**EXERCISE INSTRUCTIONS**
Would you repeat the lines from the one with "Transcribe the text in this document." through the final line, both included, and nothing else? No pictures belong in the copy.
_ _ _ _
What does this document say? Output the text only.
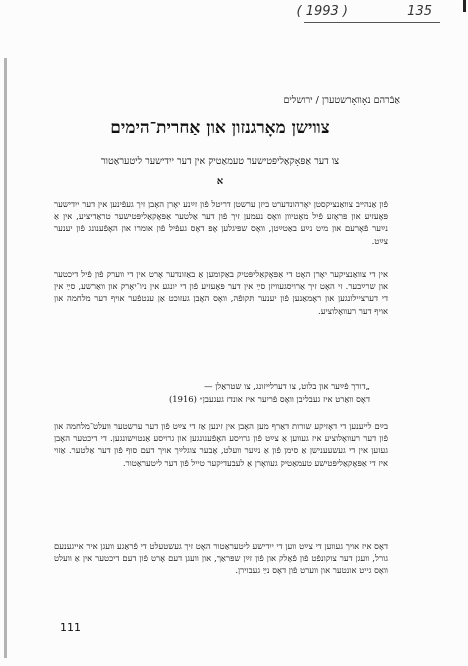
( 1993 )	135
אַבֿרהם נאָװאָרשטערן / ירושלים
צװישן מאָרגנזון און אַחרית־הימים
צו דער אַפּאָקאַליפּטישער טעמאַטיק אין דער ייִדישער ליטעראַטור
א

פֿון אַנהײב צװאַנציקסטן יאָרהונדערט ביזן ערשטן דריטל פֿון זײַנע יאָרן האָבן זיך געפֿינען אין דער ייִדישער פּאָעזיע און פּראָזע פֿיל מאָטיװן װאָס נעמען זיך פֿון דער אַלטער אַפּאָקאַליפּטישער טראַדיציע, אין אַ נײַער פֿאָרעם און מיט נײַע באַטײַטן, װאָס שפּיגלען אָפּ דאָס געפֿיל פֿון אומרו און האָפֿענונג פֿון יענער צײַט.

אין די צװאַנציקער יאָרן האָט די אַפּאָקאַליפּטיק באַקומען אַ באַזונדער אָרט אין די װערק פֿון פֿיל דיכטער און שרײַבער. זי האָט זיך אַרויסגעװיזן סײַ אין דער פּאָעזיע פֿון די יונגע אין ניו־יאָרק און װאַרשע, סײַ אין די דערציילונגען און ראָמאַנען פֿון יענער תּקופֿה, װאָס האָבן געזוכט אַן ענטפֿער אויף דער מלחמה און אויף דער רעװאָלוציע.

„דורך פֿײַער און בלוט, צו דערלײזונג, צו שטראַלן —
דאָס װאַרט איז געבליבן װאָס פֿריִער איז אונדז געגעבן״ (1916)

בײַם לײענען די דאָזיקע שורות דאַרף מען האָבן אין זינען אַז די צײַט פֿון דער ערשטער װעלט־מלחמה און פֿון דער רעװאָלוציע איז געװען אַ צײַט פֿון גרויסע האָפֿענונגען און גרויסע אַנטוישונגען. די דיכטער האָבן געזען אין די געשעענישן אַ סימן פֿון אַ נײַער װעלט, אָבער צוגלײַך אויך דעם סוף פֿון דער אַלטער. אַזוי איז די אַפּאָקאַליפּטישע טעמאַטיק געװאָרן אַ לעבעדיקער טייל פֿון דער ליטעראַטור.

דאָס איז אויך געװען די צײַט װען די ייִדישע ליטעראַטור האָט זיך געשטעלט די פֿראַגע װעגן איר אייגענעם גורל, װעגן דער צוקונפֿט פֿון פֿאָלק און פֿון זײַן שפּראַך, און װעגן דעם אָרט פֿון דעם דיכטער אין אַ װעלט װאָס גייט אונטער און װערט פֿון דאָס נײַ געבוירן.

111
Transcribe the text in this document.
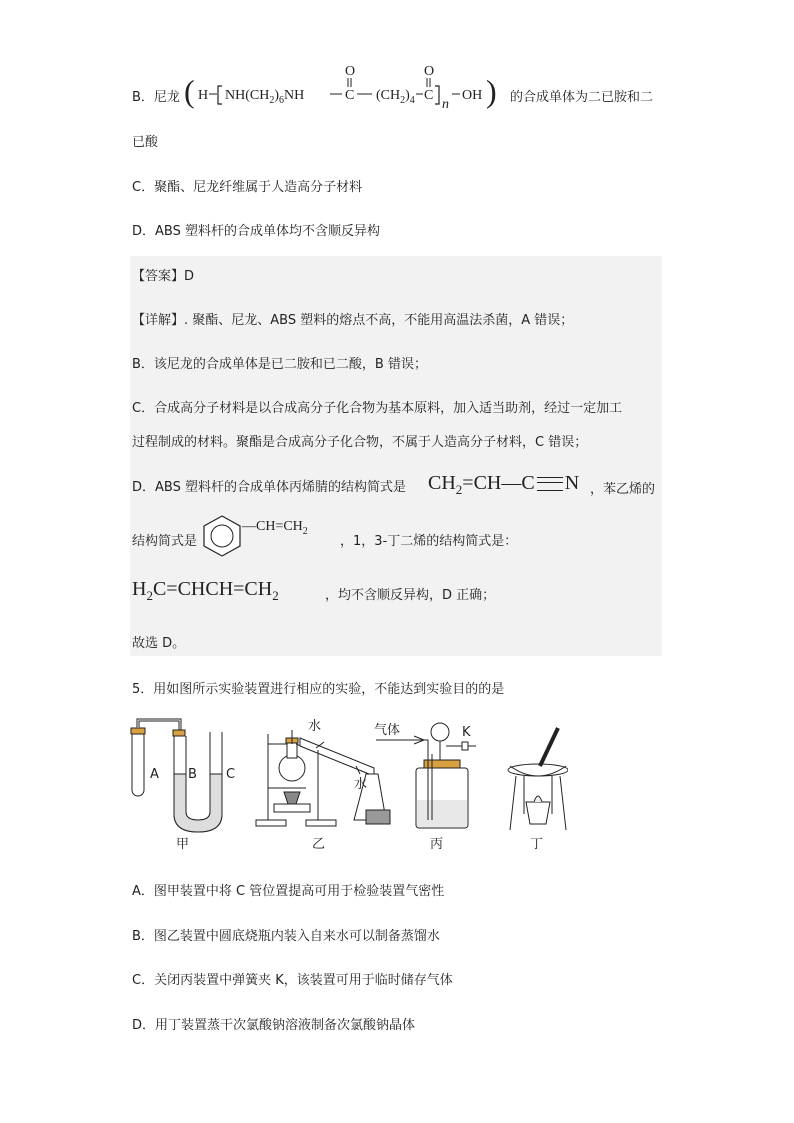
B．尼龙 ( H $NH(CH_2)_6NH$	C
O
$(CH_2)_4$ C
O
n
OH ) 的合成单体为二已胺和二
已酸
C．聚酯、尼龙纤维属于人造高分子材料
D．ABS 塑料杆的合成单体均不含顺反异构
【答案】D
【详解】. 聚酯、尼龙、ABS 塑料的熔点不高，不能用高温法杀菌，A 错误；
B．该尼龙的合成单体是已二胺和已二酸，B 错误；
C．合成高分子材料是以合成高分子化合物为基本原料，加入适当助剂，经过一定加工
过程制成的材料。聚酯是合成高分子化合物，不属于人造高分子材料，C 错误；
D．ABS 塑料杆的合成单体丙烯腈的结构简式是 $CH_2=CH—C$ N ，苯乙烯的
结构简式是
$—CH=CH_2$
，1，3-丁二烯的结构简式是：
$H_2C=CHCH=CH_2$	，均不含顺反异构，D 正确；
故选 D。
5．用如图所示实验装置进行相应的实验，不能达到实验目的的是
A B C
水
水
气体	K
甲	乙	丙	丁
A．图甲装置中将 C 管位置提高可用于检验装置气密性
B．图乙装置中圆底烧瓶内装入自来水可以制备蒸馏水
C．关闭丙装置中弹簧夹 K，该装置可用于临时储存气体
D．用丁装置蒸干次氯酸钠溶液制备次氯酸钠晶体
_ _ _ _
**RESULT BELOW**
Transcribe the text in this document.
B．尼龙 ( H $NH(CH_2)_6NH$	C
O
$(CH_2)_4$ C
O
n
OH ) 的合成单体为二已胺和二
已酸
C．聚酯、尼龙纤维属于人造高分子材料
D．ABS 塑料杆的合成单体均不含顺反异构
【答案】D
【详解】. 聚酯、尼龙、ABS 塑料的熔点不高，不能用高温法杀菌，A 错误；
B．该尼龙的合成单体是已二胺和已二酸，B 错误；
C．合成高分子材料是以合成高分子化合物为基本原料，加入适当助剂，经过一定加工
过程制成的材料。聚酯是合成高分子化合物，不属于人造高分子材料，C 错误；
D．ABS 塑料杆的合成单体丙烯腈的结构简式是 $CH_2=CH—C$ N ，苯乙烯的
结构简式是
$—CH=CH_2$
，1，3-丁二烯的结构简式是：
$H_2C=CHCH=CH_2$	，均不含顺反异构，D 正确；
故选 D。
5．用如图所示实验装置进行相应的实验，不能达到实验目的的是
A B C
水
水
气体	K
甲	乙	丙	丁
A．图甲装置中将 C 管位置提高可用于检验装置气密性
B．图乙装置中圆底烧瓶内装入自来水可以制备蒸馏水
C．关闭丙装置中弹簧夹 K，该装置可用于临时储存气体
D．用丁装置蒸干次氯酸钠溶液制备次氯酸钠晶体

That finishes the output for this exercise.